= Task statement =
Look through the data below and return each line where "Ватутинки" appears.

= Records provided =

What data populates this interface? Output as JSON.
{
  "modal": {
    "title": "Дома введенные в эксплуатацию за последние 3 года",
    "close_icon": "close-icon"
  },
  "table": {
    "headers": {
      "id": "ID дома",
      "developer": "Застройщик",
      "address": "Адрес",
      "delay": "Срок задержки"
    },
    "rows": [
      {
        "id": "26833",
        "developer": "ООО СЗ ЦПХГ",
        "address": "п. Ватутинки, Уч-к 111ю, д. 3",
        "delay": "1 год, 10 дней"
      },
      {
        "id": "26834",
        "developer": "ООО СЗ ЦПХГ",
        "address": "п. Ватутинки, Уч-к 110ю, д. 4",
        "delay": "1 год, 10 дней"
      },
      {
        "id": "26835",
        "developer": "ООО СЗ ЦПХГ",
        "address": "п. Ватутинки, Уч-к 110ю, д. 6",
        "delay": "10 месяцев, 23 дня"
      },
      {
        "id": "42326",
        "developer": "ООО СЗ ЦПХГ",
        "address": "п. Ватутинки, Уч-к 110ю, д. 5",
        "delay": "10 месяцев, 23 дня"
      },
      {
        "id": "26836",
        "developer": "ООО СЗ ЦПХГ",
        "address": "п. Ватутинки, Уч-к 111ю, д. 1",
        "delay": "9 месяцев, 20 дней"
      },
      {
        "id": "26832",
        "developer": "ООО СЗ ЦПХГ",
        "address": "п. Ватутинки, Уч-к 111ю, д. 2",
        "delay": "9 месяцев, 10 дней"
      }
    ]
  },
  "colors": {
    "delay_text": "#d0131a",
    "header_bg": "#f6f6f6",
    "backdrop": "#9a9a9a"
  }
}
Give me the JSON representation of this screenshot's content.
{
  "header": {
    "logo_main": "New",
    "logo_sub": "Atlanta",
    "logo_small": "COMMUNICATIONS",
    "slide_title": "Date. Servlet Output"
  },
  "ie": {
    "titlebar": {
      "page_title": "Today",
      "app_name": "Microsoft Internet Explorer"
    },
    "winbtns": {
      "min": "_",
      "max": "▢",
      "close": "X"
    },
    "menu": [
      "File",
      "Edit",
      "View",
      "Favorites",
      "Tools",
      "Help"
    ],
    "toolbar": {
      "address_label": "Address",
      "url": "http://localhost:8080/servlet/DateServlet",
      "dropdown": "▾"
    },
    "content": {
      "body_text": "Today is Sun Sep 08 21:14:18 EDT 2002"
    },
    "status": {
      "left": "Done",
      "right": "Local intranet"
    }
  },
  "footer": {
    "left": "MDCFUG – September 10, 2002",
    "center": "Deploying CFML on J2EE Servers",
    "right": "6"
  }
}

= Answer to this task =
        "address": "п. Ватутинки, Уч-к 111ю, д. 3",
        "address": "п. Ватутинки, Уч-к 110ю, д. 4",
        "address": "п. Ватутинки, Уч-к 110ю, д. 6",
        "address": "п. Ватутинки, Уч-к 110ю, д. 5",
        "address": "п. Ватутинки, Уч-к 111ю, д. 1",
        "address": "п. Ватутинки, Уч-к 111ю, д. 2",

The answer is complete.